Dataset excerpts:

- Opening Delimiter -

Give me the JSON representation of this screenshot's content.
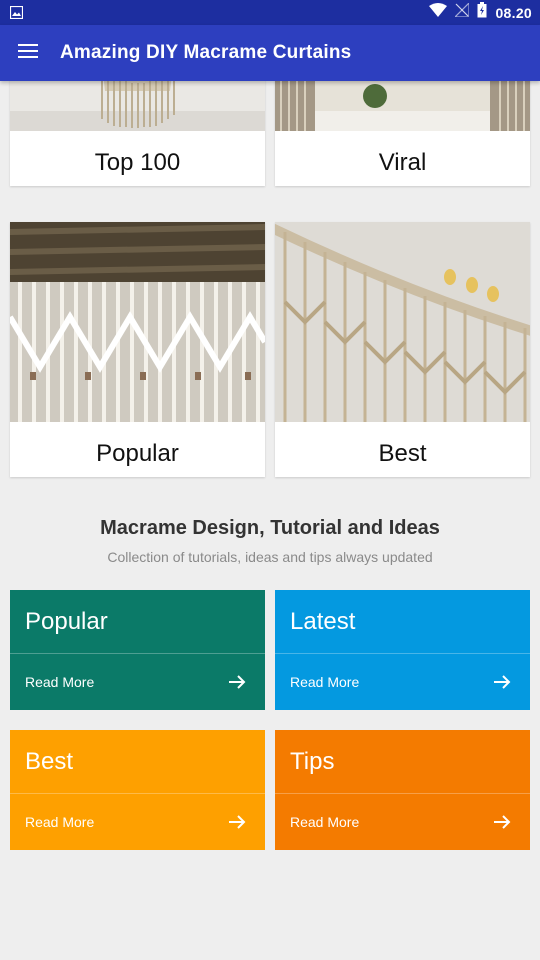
{
  "status_bar": {
    "time": "08.20"
  },
  "app_bar": {
    "title": "Amazing DIY Macrame Curtains"
  },
  "cards": [
    {
      "label": "Top 100"
    },
    {
      "label": "Viral"
    },
    {
      "label": "Popular"
    },
    {
      "label": "Best"
    }
  ],
  "section": {
    "title": "Macrame Design, Tutorial and Ideas",
    "subtitle": "Collection of tutorials, ideas and tips always updated"
  },
  "tiles": [
    {
      "title": "Popular",
      "more": "Read More",
      "color": "#0b7a68"
    },
    {
      "title": "Latest",
      "more": "Read More",
      "color": "#0499e0"
    },
    {
      "title": "Best",
      "more": "Read More",
      "color": "#fea000"
    },
    {
      "title": "Tips",
      "more": "Read More",
      "color": "#f47b00"
    }
  ]
}
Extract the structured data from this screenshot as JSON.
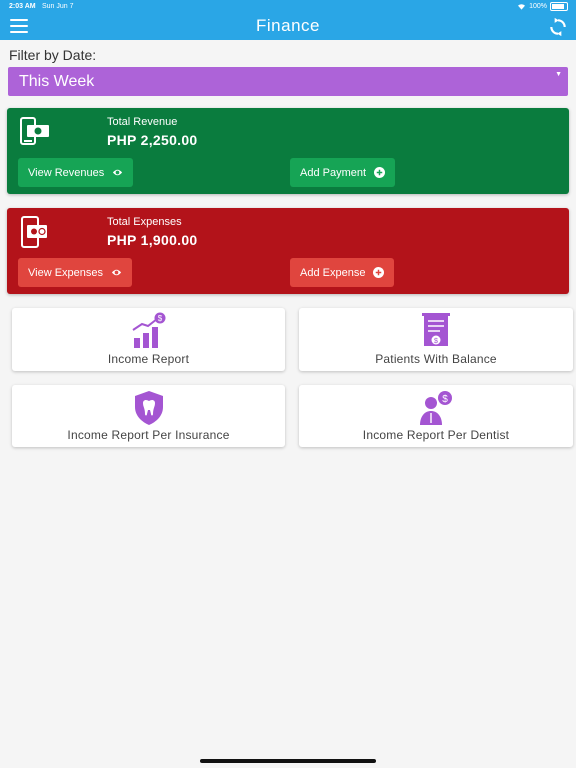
{
  "status_bar": {
    "time": "2:03 AM",
    "date": "Sun Jun 7",
    "battery": "100%"
  },
  "header": {
    "title": "Finance",
    "menu_icon": "hamburger-menu-icon",
    "refresh_icon": "refresh-icon"
  },
  "filter": {
    "label": "Filter by Date:",
    "selected": "This Week"
  },
  "revenue": {
    "label": "Total Revenue",
    "amount": "PHP 2,250.00",
    "view_button": "View Revenues",
    "add_button": "Add Payment",
    "color": "#0a7c3e"
  },
  "expenses": {
    "label": "Total Expenses",
    "amount": "PHP 1,900.00",
    "view_button": "View Expenses",
    "add_button": "Add Expense",
    "color": "#b3131a"
  },
  "tiles": [
    {
      "label": "Income Report",
      "icon": "chart-growth-icon"
    },
    {
      "label": "Patients With Balance",
      "icon": "invoice-icon"
    },
    {
      "label": "Income Report Per Insurance",
      "icon": "tooth-shield-icon"
    },
    {
      "label": "Income Report Per Dentist",
      "icon": "dentist-money-icon"
    }
  ],
  "colors": {
    "header": "#2aa6e6",
    "filter": "#ad63d8",
    "icon_purple": "#a455d2"
  }
}
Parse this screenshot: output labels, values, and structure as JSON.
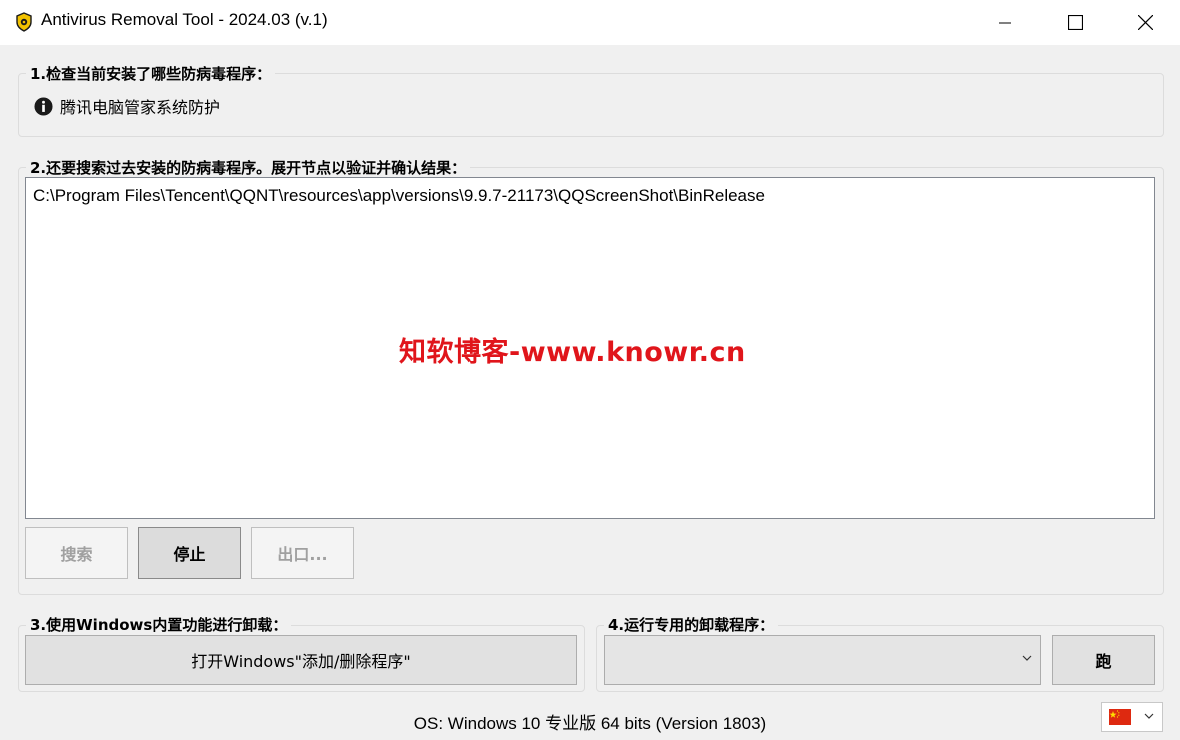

- Closing Delimiter -

Restate the preceding entries in full, word for word, with the pictures removed.

* [OUTPUT OF THE EXERCISE]
Give me the JSON representation of this screenshot's content.
{
  "status_bar": {
    "time": "08.20"
  },
  "app_bar": {
    "title": "Amazing DIY Macrame Curtains"
  },
  "cards": [
    {
      "label": "Top 100"
    },
    {
      "label": "Viral"
    },
    {
      "label": "Popular"
    },
    {
      "label": "Best"
    }
  ],
  "section": {
    "title": "Macrame Design, Tutorial and Ideas",
    "subtitle": "Collection of tutorials, ideas and tips always updated"
  },
  "tiles": [
    {
      "title": "Popular",
      "more": "Read More",
      "color": "#0b7a68"
    },
    {
      "title": "Latest",
      "more": "Read More",
      "color": "#0499e0"
    },
    {
      "title": "Best",
      "more": "Read More",
      "color": "#fea000"
    },
    {
      "title": "Tips",
      "more": "Read More",
      "color": "#f47b00"
    }
  ]
}
Extract the structured data from this screenshot as JSON.
{
  "status_bar": {
    "time": "2:03 AM",
    "date": "Sun Jun 7",
    "battery": "100%"
  },
  "header": {
    "title": "Finance",
    "menu_icon": "hamburger-menu-icon",
    "refresh_icon": "refresh-icon"
  },
  "filter": {
    "label": "Filter by Date:",
    "selected": "This Week"
  },
  "revenue": {
    "label": "Total Revenue",
    "amount": "PHP 2,250.00",
    "view_button": "View Revenues",
    "add_button": "Add Payment",
    "color": "#0a7c3e"
  },
  "expenses": {
    "label": "Total Expenses",
    "amount": "PHP 1,900.00",
    "view_button": "View Expenses",
    "add_button": "Add Expense",
    "color": "#b3131a"
  },
  "tiles": [
    {
      "label": "Income Report",
      "icon": "chart-growth-icon"
    },
    {
      "label": "Patients With Balance",
      "icon": "invoice-icon"
    },
    {
      "label": "Income Report Per Insurance",
      "icon": "tooth-shield-icon"
    },
    {
      "label": "Income Report Per Dentist",
      "icon": "dentist-money-icon"
    }
  ],
  "colors": {
    "header": "#2aa6e6",
    "filter": "#ad63d8",
    "icon_purple": "#a455d2"
  }
}
Parse this screenshot: output labels, values, and structure as JSON.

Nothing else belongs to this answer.